Extracts from a graphics dataset
▼▼▼
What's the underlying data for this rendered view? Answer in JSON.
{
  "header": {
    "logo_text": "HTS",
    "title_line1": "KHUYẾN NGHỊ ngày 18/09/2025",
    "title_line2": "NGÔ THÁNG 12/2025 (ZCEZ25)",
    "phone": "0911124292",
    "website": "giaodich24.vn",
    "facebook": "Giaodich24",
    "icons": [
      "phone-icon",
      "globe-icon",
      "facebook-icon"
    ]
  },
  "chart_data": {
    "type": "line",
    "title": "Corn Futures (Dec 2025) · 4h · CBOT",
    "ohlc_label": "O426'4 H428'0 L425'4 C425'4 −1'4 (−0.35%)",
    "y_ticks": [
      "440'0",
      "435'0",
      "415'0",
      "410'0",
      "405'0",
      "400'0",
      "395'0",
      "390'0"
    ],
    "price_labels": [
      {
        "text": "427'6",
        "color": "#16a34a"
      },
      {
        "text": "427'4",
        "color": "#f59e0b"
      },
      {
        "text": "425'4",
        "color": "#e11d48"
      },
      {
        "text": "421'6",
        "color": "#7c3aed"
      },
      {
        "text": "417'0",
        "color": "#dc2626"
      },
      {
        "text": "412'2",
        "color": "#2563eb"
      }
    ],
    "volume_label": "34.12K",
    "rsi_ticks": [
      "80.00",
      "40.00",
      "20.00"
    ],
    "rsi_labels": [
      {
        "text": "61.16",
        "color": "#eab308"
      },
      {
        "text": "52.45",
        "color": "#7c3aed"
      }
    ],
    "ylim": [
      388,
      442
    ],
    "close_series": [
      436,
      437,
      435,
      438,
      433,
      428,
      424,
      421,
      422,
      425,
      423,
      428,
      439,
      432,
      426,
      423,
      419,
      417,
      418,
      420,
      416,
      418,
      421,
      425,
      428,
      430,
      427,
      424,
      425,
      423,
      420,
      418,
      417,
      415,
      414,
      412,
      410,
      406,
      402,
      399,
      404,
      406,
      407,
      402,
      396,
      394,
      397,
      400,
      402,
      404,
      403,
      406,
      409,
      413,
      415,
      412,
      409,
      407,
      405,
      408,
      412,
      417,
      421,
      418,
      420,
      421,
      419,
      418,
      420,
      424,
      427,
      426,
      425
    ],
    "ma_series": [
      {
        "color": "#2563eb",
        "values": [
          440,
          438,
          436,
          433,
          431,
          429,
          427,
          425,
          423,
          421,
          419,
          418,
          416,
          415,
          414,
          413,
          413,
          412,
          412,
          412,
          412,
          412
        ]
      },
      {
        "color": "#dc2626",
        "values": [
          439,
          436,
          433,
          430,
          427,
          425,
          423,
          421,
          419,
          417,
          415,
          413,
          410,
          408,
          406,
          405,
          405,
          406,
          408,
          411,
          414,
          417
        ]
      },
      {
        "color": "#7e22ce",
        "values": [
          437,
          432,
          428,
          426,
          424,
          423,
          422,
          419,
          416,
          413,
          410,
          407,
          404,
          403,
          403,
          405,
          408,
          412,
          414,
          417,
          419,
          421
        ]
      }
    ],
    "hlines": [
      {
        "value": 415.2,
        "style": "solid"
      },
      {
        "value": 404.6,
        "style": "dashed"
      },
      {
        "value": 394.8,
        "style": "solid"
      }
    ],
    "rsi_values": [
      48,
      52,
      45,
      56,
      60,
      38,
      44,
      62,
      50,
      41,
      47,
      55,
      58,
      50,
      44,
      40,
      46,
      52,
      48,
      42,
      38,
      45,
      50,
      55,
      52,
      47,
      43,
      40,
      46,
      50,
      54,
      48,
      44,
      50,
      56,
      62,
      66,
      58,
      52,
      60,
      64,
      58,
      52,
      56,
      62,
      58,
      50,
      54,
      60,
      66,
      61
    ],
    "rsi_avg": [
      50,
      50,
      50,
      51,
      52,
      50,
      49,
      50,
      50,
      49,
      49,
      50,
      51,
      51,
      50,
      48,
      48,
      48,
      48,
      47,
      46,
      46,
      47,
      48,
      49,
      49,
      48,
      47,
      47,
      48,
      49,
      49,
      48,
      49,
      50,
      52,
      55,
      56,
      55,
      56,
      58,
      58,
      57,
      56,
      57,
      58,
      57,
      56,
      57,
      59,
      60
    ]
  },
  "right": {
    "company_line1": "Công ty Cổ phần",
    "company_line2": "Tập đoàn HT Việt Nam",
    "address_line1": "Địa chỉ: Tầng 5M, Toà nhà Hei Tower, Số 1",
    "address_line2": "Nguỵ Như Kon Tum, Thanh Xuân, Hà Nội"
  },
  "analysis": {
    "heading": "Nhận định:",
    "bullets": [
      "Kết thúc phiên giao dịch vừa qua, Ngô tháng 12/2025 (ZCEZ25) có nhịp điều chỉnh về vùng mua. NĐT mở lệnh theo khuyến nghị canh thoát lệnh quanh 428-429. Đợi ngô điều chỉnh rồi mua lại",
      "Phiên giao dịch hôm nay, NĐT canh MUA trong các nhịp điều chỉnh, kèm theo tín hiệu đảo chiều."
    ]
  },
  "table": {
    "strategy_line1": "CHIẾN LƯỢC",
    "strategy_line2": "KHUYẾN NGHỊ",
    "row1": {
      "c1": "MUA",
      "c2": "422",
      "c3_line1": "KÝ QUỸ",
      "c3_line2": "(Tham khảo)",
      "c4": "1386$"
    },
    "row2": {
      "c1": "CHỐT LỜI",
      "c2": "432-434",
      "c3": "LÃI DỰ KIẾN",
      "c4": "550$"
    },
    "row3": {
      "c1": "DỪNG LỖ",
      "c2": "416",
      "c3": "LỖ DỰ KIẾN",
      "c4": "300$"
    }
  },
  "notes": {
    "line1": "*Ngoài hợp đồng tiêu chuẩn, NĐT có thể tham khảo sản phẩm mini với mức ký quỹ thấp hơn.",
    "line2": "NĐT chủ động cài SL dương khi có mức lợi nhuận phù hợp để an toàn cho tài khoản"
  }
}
▲▲▲
Find each line holding the string "dịch" and copy it out.

      "Kết thúc phiên giao dịch vừa qua, Ngô tháng 12/2025 (ZCEZ25) có nhịp điều chỉnh về vùng mua. NĐT mở lệnh theo khuyến nghị canh thoát lệnh quanh 428-429. Đợi ngô điều chỉnh rồi mua lại",
      "Phiên giao dịch hôm nay, NĐT canh MUA trong các nhịp điều chỉnh, kèm theo tín hiệu đảo chiều."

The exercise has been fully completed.